• Set task
Pull out each line of the records holding the string "version".

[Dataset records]
----------
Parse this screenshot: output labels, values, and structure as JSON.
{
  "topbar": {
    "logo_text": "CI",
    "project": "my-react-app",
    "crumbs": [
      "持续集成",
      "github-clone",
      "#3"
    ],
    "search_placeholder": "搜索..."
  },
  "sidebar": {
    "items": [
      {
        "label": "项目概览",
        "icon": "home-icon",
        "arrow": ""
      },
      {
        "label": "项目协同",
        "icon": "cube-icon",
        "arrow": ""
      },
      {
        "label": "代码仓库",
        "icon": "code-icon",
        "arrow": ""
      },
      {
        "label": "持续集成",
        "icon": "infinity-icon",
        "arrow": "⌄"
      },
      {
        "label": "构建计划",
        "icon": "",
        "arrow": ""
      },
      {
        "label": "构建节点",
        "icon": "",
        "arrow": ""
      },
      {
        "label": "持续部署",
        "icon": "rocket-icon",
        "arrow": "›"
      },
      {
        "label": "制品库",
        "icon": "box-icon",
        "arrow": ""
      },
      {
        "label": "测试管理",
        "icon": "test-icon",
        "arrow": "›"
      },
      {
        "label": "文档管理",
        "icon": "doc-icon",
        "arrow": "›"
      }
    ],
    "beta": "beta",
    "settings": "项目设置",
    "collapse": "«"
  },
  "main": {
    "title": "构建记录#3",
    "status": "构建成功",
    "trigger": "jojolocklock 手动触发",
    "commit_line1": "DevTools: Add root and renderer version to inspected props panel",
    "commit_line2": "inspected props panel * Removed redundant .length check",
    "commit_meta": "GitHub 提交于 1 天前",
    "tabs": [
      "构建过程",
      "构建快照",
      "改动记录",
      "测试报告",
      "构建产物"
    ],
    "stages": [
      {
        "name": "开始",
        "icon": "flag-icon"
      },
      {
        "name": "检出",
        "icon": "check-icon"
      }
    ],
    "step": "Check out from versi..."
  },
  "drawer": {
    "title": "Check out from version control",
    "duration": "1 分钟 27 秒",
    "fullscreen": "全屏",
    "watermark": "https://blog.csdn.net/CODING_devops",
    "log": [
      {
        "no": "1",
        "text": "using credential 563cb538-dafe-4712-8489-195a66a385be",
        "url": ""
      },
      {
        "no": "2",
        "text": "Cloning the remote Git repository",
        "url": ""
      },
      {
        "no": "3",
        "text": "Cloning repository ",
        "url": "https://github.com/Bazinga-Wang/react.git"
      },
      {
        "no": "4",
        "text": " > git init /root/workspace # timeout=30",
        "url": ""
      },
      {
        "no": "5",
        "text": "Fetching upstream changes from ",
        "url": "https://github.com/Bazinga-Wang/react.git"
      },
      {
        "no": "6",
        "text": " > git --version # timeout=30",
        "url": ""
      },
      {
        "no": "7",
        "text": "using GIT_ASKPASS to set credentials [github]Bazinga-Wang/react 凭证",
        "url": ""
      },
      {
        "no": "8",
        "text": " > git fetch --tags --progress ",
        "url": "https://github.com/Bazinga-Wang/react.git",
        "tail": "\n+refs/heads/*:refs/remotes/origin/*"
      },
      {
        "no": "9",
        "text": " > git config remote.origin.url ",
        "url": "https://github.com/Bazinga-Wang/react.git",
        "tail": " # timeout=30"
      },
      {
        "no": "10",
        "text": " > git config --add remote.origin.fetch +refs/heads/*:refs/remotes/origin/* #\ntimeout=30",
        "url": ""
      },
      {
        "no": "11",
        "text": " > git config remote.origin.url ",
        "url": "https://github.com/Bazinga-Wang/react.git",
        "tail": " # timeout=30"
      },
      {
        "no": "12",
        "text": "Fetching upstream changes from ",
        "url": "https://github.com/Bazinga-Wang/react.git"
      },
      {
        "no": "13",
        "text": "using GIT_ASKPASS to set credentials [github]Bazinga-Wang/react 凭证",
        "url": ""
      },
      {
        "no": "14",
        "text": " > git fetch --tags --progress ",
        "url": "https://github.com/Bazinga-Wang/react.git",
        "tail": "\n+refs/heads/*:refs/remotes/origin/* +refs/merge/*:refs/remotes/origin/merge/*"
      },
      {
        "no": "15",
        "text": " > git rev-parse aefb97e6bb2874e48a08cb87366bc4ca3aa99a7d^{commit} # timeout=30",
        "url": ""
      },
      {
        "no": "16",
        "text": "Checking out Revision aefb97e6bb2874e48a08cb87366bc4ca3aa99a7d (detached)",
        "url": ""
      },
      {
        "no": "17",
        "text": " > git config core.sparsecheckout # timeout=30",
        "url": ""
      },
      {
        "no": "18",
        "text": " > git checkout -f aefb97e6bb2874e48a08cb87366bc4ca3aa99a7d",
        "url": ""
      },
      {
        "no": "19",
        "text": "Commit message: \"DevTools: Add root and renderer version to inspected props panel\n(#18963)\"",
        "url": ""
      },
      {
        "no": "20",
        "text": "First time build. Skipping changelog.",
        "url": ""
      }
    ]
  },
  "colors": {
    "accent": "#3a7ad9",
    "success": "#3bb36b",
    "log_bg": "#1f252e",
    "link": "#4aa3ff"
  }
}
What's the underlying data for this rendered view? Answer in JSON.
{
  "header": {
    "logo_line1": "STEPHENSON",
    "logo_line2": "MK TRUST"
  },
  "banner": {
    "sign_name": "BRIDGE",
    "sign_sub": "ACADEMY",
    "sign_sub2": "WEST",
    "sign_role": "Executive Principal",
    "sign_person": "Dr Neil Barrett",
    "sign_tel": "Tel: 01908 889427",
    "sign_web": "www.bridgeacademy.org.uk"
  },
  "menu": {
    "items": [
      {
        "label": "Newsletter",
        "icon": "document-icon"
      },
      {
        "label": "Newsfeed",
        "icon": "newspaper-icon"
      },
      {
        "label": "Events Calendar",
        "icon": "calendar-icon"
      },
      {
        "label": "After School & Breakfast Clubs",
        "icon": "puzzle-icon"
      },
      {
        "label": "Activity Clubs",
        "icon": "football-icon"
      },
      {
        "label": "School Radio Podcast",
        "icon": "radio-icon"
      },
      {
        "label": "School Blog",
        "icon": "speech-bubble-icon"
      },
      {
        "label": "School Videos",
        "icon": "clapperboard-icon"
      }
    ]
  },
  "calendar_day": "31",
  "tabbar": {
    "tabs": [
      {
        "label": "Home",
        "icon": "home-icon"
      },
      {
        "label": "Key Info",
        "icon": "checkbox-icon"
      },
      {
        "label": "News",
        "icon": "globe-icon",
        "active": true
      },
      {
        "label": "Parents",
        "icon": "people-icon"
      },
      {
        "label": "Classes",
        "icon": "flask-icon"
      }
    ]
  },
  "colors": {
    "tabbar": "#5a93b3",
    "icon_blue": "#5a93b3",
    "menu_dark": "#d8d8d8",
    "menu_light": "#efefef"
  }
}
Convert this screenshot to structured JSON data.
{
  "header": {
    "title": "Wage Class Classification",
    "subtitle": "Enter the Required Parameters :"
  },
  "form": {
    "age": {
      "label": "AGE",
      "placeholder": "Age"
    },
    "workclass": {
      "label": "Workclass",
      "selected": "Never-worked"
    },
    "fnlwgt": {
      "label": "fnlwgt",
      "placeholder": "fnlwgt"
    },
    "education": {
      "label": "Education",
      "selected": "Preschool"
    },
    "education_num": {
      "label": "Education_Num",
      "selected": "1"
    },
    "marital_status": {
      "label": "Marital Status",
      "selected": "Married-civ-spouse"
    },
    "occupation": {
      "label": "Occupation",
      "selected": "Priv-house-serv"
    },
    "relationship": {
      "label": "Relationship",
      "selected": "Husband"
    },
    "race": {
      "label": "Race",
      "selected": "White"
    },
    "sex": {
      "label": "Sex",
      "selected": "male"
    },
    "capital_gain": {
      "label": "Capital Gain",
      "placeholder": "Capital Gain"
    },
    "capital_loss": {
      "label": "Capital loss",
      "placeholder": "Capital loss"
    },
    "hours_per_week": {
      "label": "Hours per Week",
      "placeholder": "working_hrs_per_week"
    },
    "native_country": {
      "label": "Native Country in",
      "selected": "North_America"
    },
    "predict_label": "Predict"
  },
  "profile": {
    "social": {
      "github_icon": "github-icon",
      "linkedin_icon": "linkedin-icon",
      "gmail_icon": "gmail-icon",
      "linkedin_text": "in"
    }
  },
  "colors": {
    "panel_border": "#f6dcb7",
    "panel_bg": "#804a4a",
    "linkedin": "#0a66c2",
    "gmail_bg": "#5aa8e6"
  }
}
----------
• Task solution
    "commit_line1": "DevTools: Add root and renderer version to inspected props panel",
    "title": "Check out from version control",
        "text": " > git --version # timeout=30",
        "text": "Commit message: \"DevTools: Add root and renderer version to inspected props panel\n(#18963)\"",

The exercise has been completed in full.